**REQUEST**
Lift out all lines below that contain "INTEREST".

** Start LISTED RECORDS **

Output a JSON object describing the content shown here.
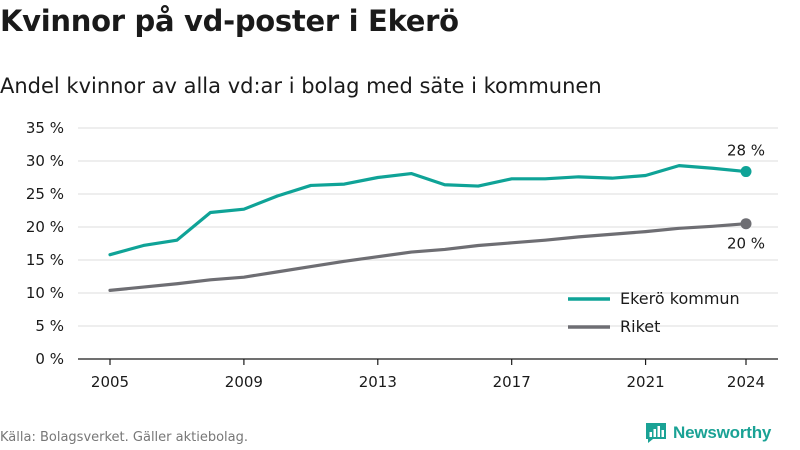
{
  "title": "Kvinnor på vd-poster i Ekerö",
  "subtitle": "Andel kvinnor av alla vd:ar i bolag med säte i kommunen",
  "footer": {
    "source": "Källa: Bolagsverket. Gäller aktiebolag.",
    "brand": "Newsworthy",
    "brand_icon": "newsworthy-logo-icon",
    "brand_color": "#1aa295"
  },
  "chart_data": {
    "type": "line",
    "x": [
      2005,
      2006,
      2007,
      2008,
      2009,
      2010,
      2011,
      2012,
      2013,
      2014,
      2015,
      2016,
      2017,
      2018,
      2019,
      2020,
      2021,
      2022,
      2023,
      2024
    ],
    "xticks": [
      2005,
      2009,
      2013,
      2017,
      2021,
      2024
    ],
    "xtick_labels": [
      "2005",
      "2009",
      "2013",
      "2017",
      "2021",
      "2024"
    ],
    "ylim": [
      0,
      35
    ],
    "yticks": [
      0,
      5,
      10,
      15,
      20,
      25,
      30,
      35
    ],
    "ytick_labels": [
      "0 %",
      "5 %",
      "10 %",
      "15 %",
      "20 %",
      "25 %",
      "30 %",
      "35 %"
    ],
    "grid": true,
    "legend_position": "bottom-right",
    "series": [
      {
        "name": "Ekerö kommun",
        "color": "#0fa397",
        "values": [
          15.8,
          17.2,
          18.0,
          22.2,
          22.7,
          24.7,
          26.3,
          26.5,
          27.5,
          28.1,
          26.4,
          26.2,
          27.3,
          27.3,
          27.6,
          27.4,
          27.8,
          29.3,
          28.9,
          28.4
        ],
        "end_label": "28 %"
      },
      {
        "name": "Riket",
        "color": "#6e6e73",
        "values": [
          10.4,
          10.9,
          11.4,
          12.0,
          12.4,
          13.2,
          14.0,
          14.8,
          15.5,
          16.2,
          16.6,
          17.2,
          17.6,
          18.0,
          18.5,
          18.9,
          19.3,
          19.8,
          20.1,
          20.5
        ],
        "end_label": "20 %"
      }
    ]
  }
}
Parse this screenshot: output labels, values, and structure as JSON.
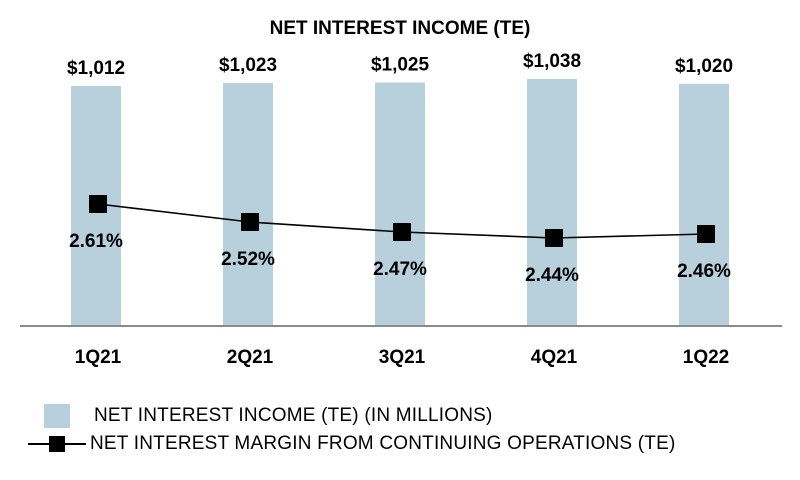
{
  "chart_data": {
    "type": "bar+line",
    "title": "NET INTEREST INCOME (TE)",
    "categories": [
      "1Q21",
      "2Q21",
      "3Q21",
      "4Q21",
      "1Q22"
    ],
    "series": [
      {
        "name": "NET INTEREST INCOME (TE) (IN MILLIONS)",
        "kind": "bar",
        "values": [
          1012,
          1023,
          1025,
          1038,
          1020
        ],
        "labels": [
          "$1,012",
          "$1,023",
          "$1,025",
          "$1,038",
          "$1,020"
        ],
        "color": "#b8d0dc"
      },
      {
        "name": "NET INTEREST MARGIN FROM CONTINUING OPERATIONS (TE)",
        "kind": "line",
        "values": [
          2.61,
          2.52,
          2.47,
          2.44,
          2.46
        ],
        "labels": [
          "2.61%",
          "2.52%",
          "2.47%",
          "2.44%",
          "2.46%"
        ],
        "color": "#000000"
      }
    ],
    "axis_color": "#8c8c8c",
    "legend_position": "bottom-left",
    "grid": false
  }
}
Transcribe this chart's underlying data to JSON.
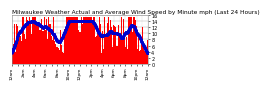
{
  "title": "Milwaukee Weather Actual and Average Wind Speed by Minute mph (Last 24 Hours)",
  "background_color": "#ffffff",
  "plot_bg_color": "#ffffff",
  "bar_color": "#ff0000",
  "line_color": "#0000cc",
  "num_points": 1440,
  "y_max": 16,
  "y_ticks": [
    0,
    2,
    4,
    6,
    8,
    10,
    12,
    14,
    16
  ],
  "grid_color": "#aaaaaa",
  "title_fontsize": 4.2,
  "tick_fontsize": 3.5,
  "x_tick_fontsize": 3.2
}
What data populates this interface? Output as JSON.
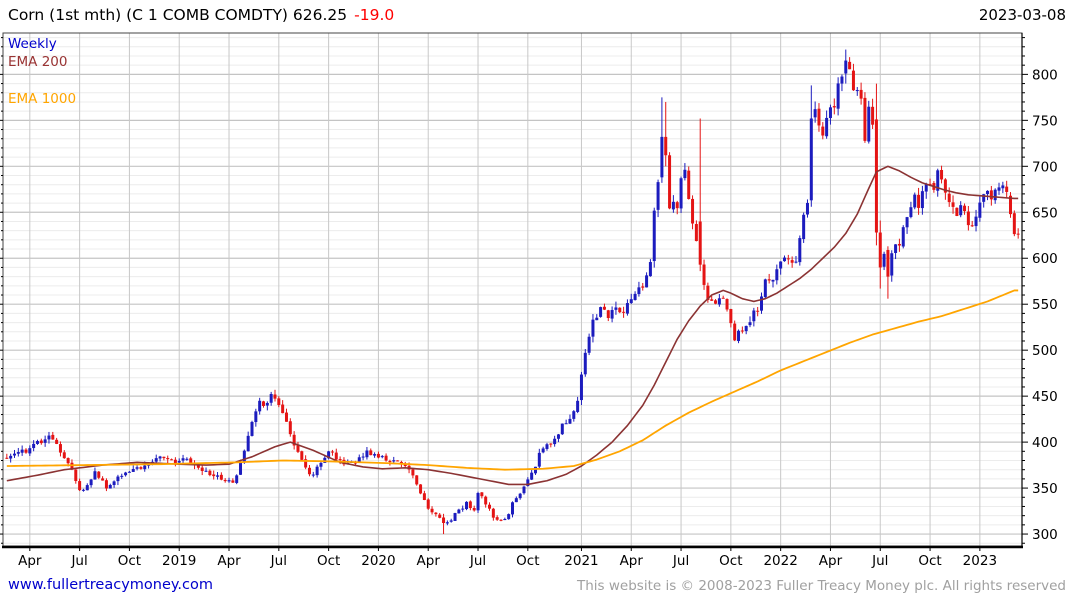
{
  "header": {
    "title": "Corn (1st mth) (C 1 COMB COMDTY) 626.25",
    "change": "-19.0",
    "date": "2023-03-08"
  },
  "footer": {
    "site_link": "www.fullertreacymoney.com",
    "copyright": "This website is © 2008-2023 Fuller Treacy Money plc. All rights reserved"
  },
  "chart_data": {
    "type": "candlestick",
    "timeframe": "Weekly",
    "instrument": "Corn (1st mth)",
    "last_close": 626.25,
    "change": -19.0,
    "legend": [
      {
        "label": "Weekly",
        "color": "#0000cc"
      },
      {
        "label": "EMA 200",
        "color": "#993333"
      },
      {
        "label": "EMA 1000",
        "color": "#ffa500"
      }
    ],
    "y_axis": {
      "side": "right",
      "min": 287,
      "max": 845,
      "tick_labels": [
        300,
        350,
        400,
        450,
        500,
        550,
        600,
        650,
        700,
        750,
        800
      ],
      "major_step": 50,
      "minor_step": 10
    },
    "x_axis": {
      "num_weeks": 266,
      "ticks": [
        {
          "week": 6,
          "label": "Apr"
        },
        {
          "week": 19,
          "label": "Jul"
        },
        {
          "week": 32,
          "label": "Oct"
        },
        {
          "week": 45,
          "label": "2019"
        },
        {
          "week": 58,
          "label": "Apr"
        },
        {
          "week": 71,
          "label": "Jul"
        },
        {
          "week": 84,
          "label": "Oct"
        },
        {
          "week": 97,
          "label": "2020"
        },
        {
          "week": 110,
          "label": "Apr"
        },
        {
          "week": 123,
          "label": "Jul"
        },
        {
          "week": 136,
          "label": "Oct"
        },
        {
          "week": 150,
          "label": "2021"
        },
        {
          "week": 163,
          "label": "Apr"
        },
        {
          "week": 176,
          "label": "Jul"
        },
        {
          "week": 189,
          "label": "Oct"
        },
        {
          "week": 202,
          "label": "2022"
        },
        {
          "week": 215,
          "label": "Apr"
        },
        {
          "week": 228,
          "label": "Jul"
        },
        {
          "week": 241,
          "label": "Oct"
        },
        {
          "week": 254,
          "label": "2023"
        }
      ]
    },
    "close_waypoints": [
      [
        0,
        383
      ],
      [
        3,
        388
      ],
      [
        6,
        392
      ],
      [
        9,
        401
      ],
      [
        11,
        408
      ],
      [
        13,
        398
      ],
      [
        15,
        383
      ],
      [
        17,
        368
      ],
      [
        19,
        346
      ],
      [
        21,
        353
      ],
      [
        23,
        366
      ],
      [
        26,
        352
      ],
      [
        29,
        361
      ],
      [
        32,
        370
      ],
      [
        35,
        372
      ],
      [
        38,
        381
      ],
      [
        41,
        384
      ],
      [
        44,
        378
      ],
      [
        47,
        381
      ],
      [
        50,
        374
      ],
      [
        53,
        366
      ],
      [
        56,
        360
      ],
      [
        59,
        354
      ],
      [
        61,
        376
      ],
      [
        63,
        408
      ],
      [
        65,
        431
      ],
      [
        66,
        448
      ],
      [
        67,
        440
      ],
      [
        69,
        452
      ],
      [
        71,
        437
      ],
      [
        73,
        420
      ],
      [
        75,
        398
      ],
      [
        77,
        380
      ],
      [
        79,
        364
      ],
      [
        81,
        371
      ],
      [
        84,
        391
      ],
      [
        86,
        384
      ],
      [
        88,
        377
      ],
      [
        91,
        380
      ],
      [
        94,
        389
      ],
      [
        97,
        386
      ],
      [
        100,
        381
      ],
      [
        103,
        377
      ],
      [
        106,
        364
      ],
      [
        108,
        346
      ],
      [
        110,
        330
      ],
      [
        112,
        320
      ],
      [
        114,
        312
      ],
      [
        116,
        317
      ],
      [
        118,
        326
      ],
      [
        120,
        333
      ],
      [
        122,
        325
      ],
      [
        123,
        343
      ],
      [
        125,
        334
      ],
      [
        127,
        318
      ],
      [
        129,
        313
      ],
      [
        131,
        323
      ],
      [
        133,
        341
      ],
      [
        135,
        352
      ],
      [
        137,
        366
      ],
      [
        139,
        386
      ],
      [
        141,
        398
      ],
      [
        143,
        403
      ],
      [
        145,
        420
      ],
      [
        147,
        425
      ],
      [
        149,
        446
      ],
      [
        151,
        496
      ],
      [
        153,
        531
      ],
      [
        155,
        548
      ],
      [
        157,
        538
      ],
      [
        159,
        549
      ],
      [
        161,
        542
      ],
      [
        163,
        553
      ],
      [
        165,
        565
      ],
      [
        167,
        579
      ],
      [
        168,
        592
      ],
      [
        169,
        648
      ],
      [
        170,
        686
      ],
      [
        171,
        732
      ],
      [
        172,
        712
      ],
      [
        173,
        658
      ],
      [
        175,
        657
      ],
      [
        176,
        683
      ],
      [
        177,
        693
      ],
      [
        178,
        668
      ],
      [
        179,
        641
      ],
      [
        181,
        593
      ],
      [
        183,
        553
      ],
      [
        185,
        548
      ],
      [
        187,
        559
      ],
      [
        190,
        514
      ],
      [
        192,
        523
      ],
      [
        194,
        534
      ],
      [
        196,
        546
      ],
      [
        198,
        573
      ],
      [
        200,
        578
      ],
      [
        202,
        596
      ],
      [
        204,
        601
      ],
      [
        206,
        597
      ],
      [
        208,
        648
      ],
      [
        209,
        662
      ],
      [
        210,
        752
      ],
      [
        211,
        761
      ],
      [
        212,
        746
      ],
      [
        213,
        739
      ],
      [
        214,
        753
      ],
      [
        216,
        769
      ],
      [
        218,
        801
      ],
      [
        219,
        815
      ],
      [
        220,
        806
      ],
      [
        221,
        789
      ],
      [
        223,
        773
      ],
      [
        224,
        733
      ],
      [
        225,
        759
      ],
      [
        226,
        751
      ],
      [
        227,
        628
      ],
      [
        228,
        590
      ],
      [
        229,
        609
      ],
      [
        230,
        580
      ],
      [
        231,
        601
      ],
      [
        232,
        619
      ],
      [
        233,
        611
      ],
      [
        234,
        631
      ],
      [
        235,
        646
      ],
      [
        236,
        659
      ],
      [
        237,
        665
      ],
      [
        238,
        656
      ],
      [
        239,
        669
      ],
      [
        240,
        679
      ],
      [
        241,
        686
      ],
      [
        242,
        679
      ],
      [
        243,
        693
      ],
      [
        244,
        685
      ],
      [
        245,
        669
      ],
      [
        246,
        661
      ],
      [
        247,
        656
      ],
      [
        248,
        649
      ],
      [
        249,
        656
      ],
      [
        250,
        655
      ],
      [
        251,
        641
      ],
      [
        252,
        633
      ],
      [
        253,
        649
      ],
      [
        254,
        656
      ],
      [
        255,
        671
      ],
      [
        256,
        676
      ],
      [
        257,
        669
      ],
      [
        258,
        679
      ],
      [
        259,
        681
      ],
      [
        260,
        676
      ],
      [
        261,
        669
      ],
      [
        262,
        648
      ],
      [
        263,
        626.25
      ]
    ],
    "ema200_waypoints": [
      [
        0,
        358
      ],
      [
        8,
        364
      ],
      [
        15,
        370
      ],
      [
        25,
        375
      ],
      [
        34,
        378
      ],
      [
        45,
        376
      ],
      [
        52,
        375
      ],
      [
        58,
        376
      ],
      [
        64,
        384
      ],
      [
        70,
        395
      ],
      [
        74,
        400
      ],
      [
        80,
        391
      ],
      [
        87,
        378
      ],
      [
        93,
        373
      ],
      [
        98,
        371
      ],
      [
        104,
        372
      ],
      [
        110,
        370
      ],
      [
        116,
        366
      ],
      [
        121,
        362
      ],
      [
        126,
        358
      ],
      [
        131,
        354
      ],
      [
        136,
        354
      ],
      [
        141,
        358
      ],
      [
        146,
        365
      ],
      [
        150,
        374
      ],
      [
        154,
        386
      ],
      [
        158,
        400
      ],
      [
        162,
        418
      ],
      [
        166,
        440
      ],
      [
        169,
        462
      ],
      [
        172,
        487
      ],
      [
        175,
        512
      ],
      [
        178,
        532
      ],
      [
        181,
        548
      ],
      [
        184,
        560
      ],
      [
        187,
        565
      ],
      [
        189,
        562
      ],
      [
        192,
        556
      ],
      [
        195,
        553
      ],
      [
        198,
        556
      ],
      [
        201,
        562
      ],
      [
        204,
        570
      ],
      [
        207,
        578
      ],
      [
        210,
        588
      ],
      [
        213,
        600
      ],
      [
        216,
        612
      ],
      [
        219,
        627
      ],
      [
        222,
        648
      ],
      [
        225,
        676
      ],
      [
        227,
        694
      ],
      [
        230,
        700
      ],
      [
        233,
        695
      ],
      [
        236,
        688
      ],
      [
        239,
        682
      ],
      [
        242,
        678
      ],
      [
        245,
        674
      ],
      [
        248,
        671
      ],
      [
        251,
        669
      ],
      [
        254,
        668
      ],
      [
        257,
        667
      ],
      [
        260,
        666
      ],
      [
        263,
        665
      ]
    ],
    "ema1000_waypoints": [
      [
        0,
        374
      ],
      [
        20,
        375
      ],
      [
        40,
        376
      ],
      [
        60,
        378
      ],
      [
        72,
        380
      ],
      [
        85,
        379
      ],
      [
        100,
        377
      ],
      [
        110,
        375
      ],
      [
        120,
        372
      ],
      [
        130,
        370
      ],
      [
        140,
        371
      ],
      [
        148,
        374
      ],
      [
        154,
        381
      ],
      [
        160,
        390
      ],
      [
        166,
        402
      ],
      [
        172,
        418
      ],
      [
        178,
        432
      ],
      [
        184,
        444
      ],
      [
        190,
        455
      ],
      [
        196,
        466
      ],
      [
        202,
        478
      ],
      [
        208,
        488
      ],
      [
        214,
        498
      ],
      [
        220,
        508
      ],
      [
        226,
        517
      ],
      [
        232,
        524
      ],
      [
        238,
        531
      ],
      [
        244,
        537
      ],
      [
        250,
        545
      ],
      [
        256,
        553
      ],
      [
        263,
        565
      ]
    ],
    "candle_overrides": {
      "114": [
        318,
        322,
        300,
        312
      ],
      "171": [
        688,
        775,
        682,
        732
      ],
      "172": [
        732,
        770,
        700,
        712
      ],
      "181": [
        640,
        752,
        586,
        593
      ],
      "210": [
        663,
        788,
        656,
        752
      ],
      "219": [
        801,
        827,
        790,
        815
      ],
      "227": [
        751,
        790,
        614,
        628
      ],
      "228": [
        628,
        641,
        567,
        590
      ],
      "230": [
        609,
        613,
        556,
        580
      ],
      "262": [
        668,
        672,
        644,
        648
      ],
      "263": [
        649,
        652,
        624,
        626.25
      ]
    },
    "colors": {
      "up": "#1c1cbe",
      "down": "#e41414",
      "ema200": "#8b3333",
      "ema1000": "#ffa500",
      "grid_major": "#c4c4c4",
      "grid_minor": "#ececec",
      "grid_vertical": "#c8c8c8",
      "axis": "#000000",
      "frame": "#444444"
    }
  }
}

** End LISTED RECORDS **

**OUTPUT OF THE EXERCISE**
    "title": "NET INTEREST INCOME (TE)",
        "name": "NET INTEREST INCOME (TE) (IN MILLIONS)",
        "name": "NET INTEREST MARGIN FROM CONTINUING OPERATIONS (TE)",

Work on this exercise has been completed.